Quote each line of the material verbatim, without the pictures.

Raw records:

-=-=-=-=-

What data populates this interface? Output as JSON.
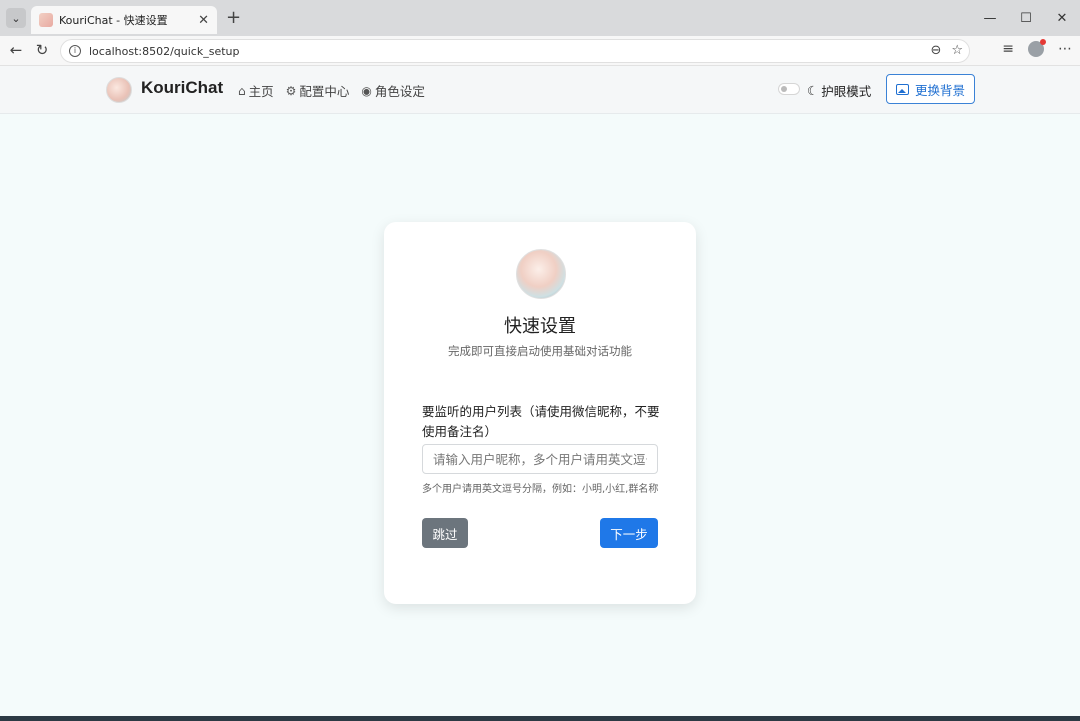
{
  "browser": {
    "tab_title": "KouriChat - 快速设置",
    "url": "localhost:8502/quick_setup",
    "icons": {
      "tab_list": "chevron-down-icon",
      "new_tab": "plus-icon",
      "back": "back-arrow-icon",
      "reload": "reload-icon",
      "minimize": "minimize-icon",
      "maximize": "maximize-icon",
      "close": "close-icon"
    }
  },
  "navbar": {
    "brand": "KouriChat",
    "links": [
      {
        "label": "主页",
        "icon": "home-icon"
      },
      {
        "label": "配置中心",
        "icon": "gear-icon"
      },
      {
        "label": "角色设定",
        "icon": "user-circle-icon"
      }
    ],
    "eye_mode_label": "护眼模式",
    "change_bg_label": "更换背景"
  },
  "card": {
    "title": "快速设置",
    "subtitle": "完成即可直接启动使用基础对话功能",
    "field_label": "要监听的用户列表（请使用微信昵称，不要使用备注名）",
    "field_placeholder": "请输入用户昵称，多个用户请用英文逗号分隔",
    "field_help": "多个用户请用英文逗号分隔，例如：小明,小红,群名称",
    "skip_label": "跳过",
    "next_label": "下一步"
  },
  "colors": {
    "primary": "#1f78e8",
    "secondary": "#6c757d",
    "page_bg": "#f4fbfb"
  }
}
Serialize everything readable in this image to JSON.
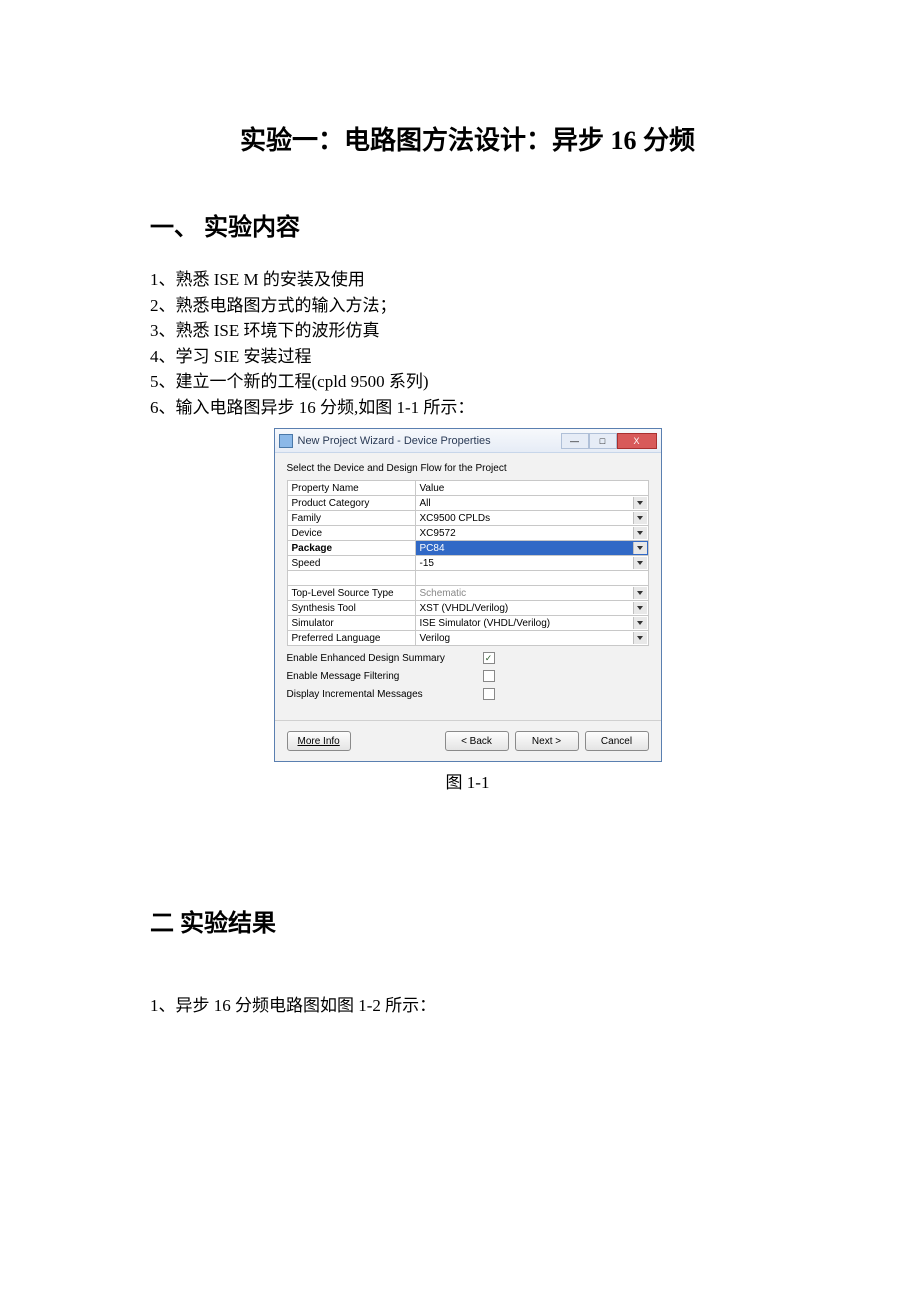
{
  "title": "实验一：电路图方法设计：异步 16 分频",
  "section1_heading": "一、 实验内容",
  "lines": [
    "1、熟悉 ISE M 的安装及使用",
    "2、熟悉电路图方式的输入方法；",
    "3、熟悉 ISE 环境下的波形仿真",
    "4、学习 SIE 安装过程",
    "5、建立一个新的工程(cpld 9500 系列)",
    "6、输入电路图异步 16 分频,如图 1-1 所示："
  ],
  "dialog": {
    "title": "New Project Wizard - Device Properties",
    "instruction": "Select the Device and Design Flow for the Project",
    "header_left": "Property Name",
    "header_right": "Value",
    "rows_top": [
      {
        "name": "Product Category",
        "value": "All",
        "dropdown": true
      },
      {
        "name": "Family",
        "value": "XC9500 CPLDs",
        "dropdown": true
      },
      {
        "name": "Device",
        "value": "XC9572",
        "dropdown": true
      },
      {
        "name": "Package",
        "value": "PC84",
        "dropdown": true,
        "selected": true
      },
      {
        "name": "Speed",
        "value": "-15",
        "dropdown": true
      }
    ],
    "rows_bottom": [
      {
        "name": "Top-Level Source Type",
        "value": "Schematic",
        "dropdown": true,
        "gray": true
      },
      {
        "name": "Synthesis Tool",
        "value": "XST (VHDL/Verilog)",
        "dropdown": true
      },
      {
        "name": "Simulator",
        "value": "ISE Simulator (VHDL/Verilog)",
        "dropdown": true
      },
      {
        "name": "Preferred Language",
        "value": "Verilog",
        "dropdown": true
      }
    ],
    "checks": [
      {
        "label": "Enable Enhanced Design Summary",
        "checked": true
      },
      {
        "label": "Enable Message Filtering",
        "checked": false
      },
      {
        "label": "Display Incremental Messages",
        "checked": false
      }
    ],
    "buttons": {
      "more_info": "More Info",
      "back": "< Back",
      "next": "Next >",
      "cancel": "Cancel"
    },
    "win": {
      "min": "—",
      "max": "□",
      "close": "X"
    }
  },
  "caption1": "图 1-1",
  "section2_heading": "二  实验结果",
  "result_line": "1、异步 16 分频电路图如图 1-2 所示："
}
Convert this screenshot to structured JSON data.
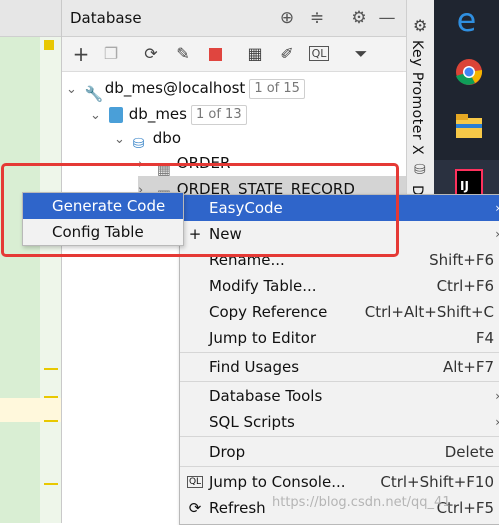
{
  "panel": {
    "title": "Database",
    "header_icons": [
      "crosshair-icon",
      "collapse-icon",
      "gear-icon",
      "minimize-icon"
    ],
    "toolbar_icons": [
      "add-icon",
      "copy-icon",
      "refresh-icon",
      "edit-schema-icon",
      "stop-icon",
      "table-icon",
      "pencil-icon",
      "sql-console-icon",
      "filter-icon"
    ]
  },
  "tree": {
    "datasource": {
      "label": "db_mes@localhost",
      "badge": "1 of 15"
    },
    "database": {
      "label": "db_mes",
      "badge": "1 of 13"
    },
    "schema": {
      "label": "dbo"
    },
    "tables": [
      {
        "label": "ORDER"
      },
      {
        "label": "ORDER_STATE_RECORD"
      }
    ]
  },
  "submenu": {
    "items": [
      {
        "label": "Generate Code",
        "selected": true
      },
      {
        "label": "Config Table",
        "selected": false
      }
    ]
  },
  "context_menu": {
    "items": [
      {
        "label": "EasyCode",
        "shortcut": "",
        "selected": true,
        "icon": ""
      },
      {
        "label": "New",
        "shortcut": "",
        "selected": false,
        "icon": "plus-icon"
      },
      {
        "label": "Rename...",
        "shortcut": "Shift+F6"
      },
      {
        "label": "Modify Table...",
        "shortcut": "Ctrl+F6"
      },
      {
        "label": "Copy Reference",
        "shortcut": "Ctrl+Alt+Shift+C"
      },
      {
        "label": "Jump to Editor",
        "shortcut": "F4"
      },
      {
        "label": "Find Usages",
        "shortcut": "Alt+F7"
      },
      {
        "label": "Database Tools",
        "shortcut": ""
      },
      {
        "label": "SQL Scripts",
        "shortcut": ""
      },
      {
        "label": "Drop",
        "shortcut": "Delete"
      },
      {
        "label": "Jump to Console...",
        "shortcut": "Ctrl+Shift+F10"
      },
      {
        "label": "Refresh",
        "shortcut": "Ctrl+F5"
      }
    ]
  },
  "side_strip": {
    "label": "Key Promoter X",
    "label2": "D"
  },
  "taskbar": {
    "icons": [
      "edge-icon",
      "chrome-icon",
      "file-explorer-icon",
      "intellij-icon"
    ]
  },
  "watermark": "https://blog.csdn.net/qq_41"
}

-=-=-=-=-

▶ [Solution]:
What data populates this interface? Output as JSON.
{
  "browser": {
    "tab_title": "KouriChat - 快速设置",
    "url": "localhost:8502/quick_setup",
    "icons": {
      "tab_list": "chevron-down-icon",
      "new_tab": "plus-icon",
      "back": "back-arrow-icon",
      "reload": "reload-icon",
      "minimize": "minimize-icon",
      "maximize": "maximize-icon",
      "close": "close-icon"
    }
  },
  "navbar": {
    "brand": "KouriChat",
    "links": [
      {
        "label": "主页",
        "icon": "home-icon"
      },
      {
        "label": "配置中心",
        "icon": "gear-icon"
      },
      {
        "label": "角色设定",
        "icon": "user-circle-icon"
      }
    ],
    "eye_mode_label": "护眼模式",
    "change_bg_label": "更换背景"
  },
  "card": {
    "title": "快速设置",
    "subtitle": "完成即可直接启动使用基础对话功能",
    "field_label": "要监听的用户列表（请使用微信昵称，不要使用备注名）",
    "field_placeholder": "请输入用户昵称，多个用户请用英文逗号分隔",
    "field_help": "多个用户请用英文逗号分隔，例如：小明,小红,群名称",
    "skip_label": "跳过",
    "next_label": "下一步"
  },
  "colors": {
    "primary": "#1f78e8",
    "secondary": "#6c757d",
    "page_bg": "#f4fbfb"
  }
}
Serialize everything readable in this image to JSON.
{
  "title": "实验一：电路图方法设计：异步 16 分频",
  "section1_heading": "一、 实验内容",
  "lines": [
    "1、熟悉 ISE M 的安装及使用",
    "2、熟悉电路图方式的输入方法；",
    "3、熟悉 ISE 环境下的波形仿真",
    "4、学习 SIE 安装过程",
    "5、建立一个新的工程(cpld 9500 系列)",
    "6、输入电路图异步 16 分频,如图 1-1 所示："
  ],
  "dialog": {
    "title": "New Project Wizard - Device Properties",
    "instruction": "Select the Device and Design Flow for the Project",
    "header_left": "Property Name",
    "header_right": "Value",
    "rows_top": [
      {
        "name": "Product Category",
        "value": "All",
        "dropdown": true
      },
      {
        "name": "Family",
        "value": "XC9500 CPLDs",
        "dropdown": true
      },
      {
        "name": "Device",
        "value": "XC9572",
        "dropdown": true
      },
      {
        "name": "Package",
        "value": "PC84",
        "dropdown": true,
        "selected": true
      },
      {
        "name": "Speed",
        "value": "-15",
        "dropdown": true
      }
    ],
    "rows_bottom": [
      {
        "name": "Top-Level Source Type",
        "value": "Schematic",
        "dropdown": true,
        "gray": true
      },
      {
        "name": "Synthesis Tool",
        "value": "XST (VHDL/Verilog)",
        "dropdown": true
      },
      {
        "name": "Simulator",
        "value": "ISE Simulator (VHDL/Verilog)",
        "dropdown": true
      },
      {
        "name": "Preferred Language",
        "value": "Verilog",
        "dropdown": true
      }
    ],
    "checks": [
      {
        "label": "Enable Enhanced Design Summary",
        "checked": true
      },
      {
        "label": "Enable Message Filtering",
        "checked": false
      },
      {
        "label": "Display Incremental Messages",
        "checked": false
      }
    ],
    "buttons": {
      "more_info": "More Info",
      "back": "< Back",
      "next": "Next >",
      "cancel": "Cancel"
    },
    "win": {
      "min": "—",
      "max": "□",
      "close": "X"
    }
  },
  "caption1": "图 1-1",
  "section2_heading": "二  实验结果",
  "result_line": "1、异步 16 分频电路图如图 1-2 所示："
}
Convert this screenshot to structured JSON data.
{
  "panel": {
    "title": "Database",
    "header_icons": [
      "crosshair-icon",
      "collapse-icon",
      "gear-icon",
      "minimize-icon"
    ],
    "toolbar_icons": [
      "add-icon",
      "copy-icon",
      "refresh-icon",
      "edit-schema-icon",
      "stop-icon",
      "table-icon",
      "pencil-icon",
      "sql-console-icon",
      "filter-icon"
    ]
  },
  "tree": {
    "datasource": {
      "label": "db_mes@localhost",
      "badge": "1 of 15"
    },
    "database": {
      "label": "db_mes",
      "badge": "1 of 13"
    },
    "schema": {
      "label": "dbo"
    },
    "tables": [
      {
        "label": "ORDER"
      },
      {
        "label": "ORDER_STATE_RECORD"
      }
    ]
  },
  "submenu": {
    "items": [
      {
        "label": "Generate Code",
        "selected": true
      },
      {
        "label": "Config Table",
        "selected": false
      }
    ]
  },
  "context_menu": {
    "items": [
      {
        "label": "EasyCode",
        "shortcut": "",
        "selected": true,
        "icon": ""
      },
      {
        "label": "New",
        "shortcut": "",
        "selected": false,
        "icon": "plus-icon"
      },
      {
        "label": "Rename...",
        "shortcut": "Shift+F6"
      },
      {
        "label": "Modify Table...",
        "shortcut": "Ctrl+F6"
      },
      {
        "label": "Copy Reference",
        "shortcut": "Ctrl+Alt+Shift+C"
      },
      {
        "label": "Jump to Editor",
        "shortcut": "F4"
      },
      {
        "label": "Find Usages",
        "shortcut": "Alt+F7"
      },
      {
        "label": "Database Tools",
        "shortcut": ""
      },
      {
        "label": "SQL Scripts",
        "shortcut": ""
      },
      {
        "label": "Drop",
        "shortcut": "Delete"
      },
      {
        "label": "Jump to Console...",
        "shortcut": "Ctrl+Shift+F10"
      },
      {
        "label": "Refresh",
        "shortcut": "Ctrl+F5"
      }
    ]
  },
  "side_strip": {
    "label": "Key Promoter X",
    "label2": "D"
  },
  "taskbar": {
    "icons": [
      "edge-icon",
      "chrome-icon",
      "file-explorer-icon",
      "intellij-icon"
    ]
  },
  "watermark": "https://blog.csdn.net/qq_41"
}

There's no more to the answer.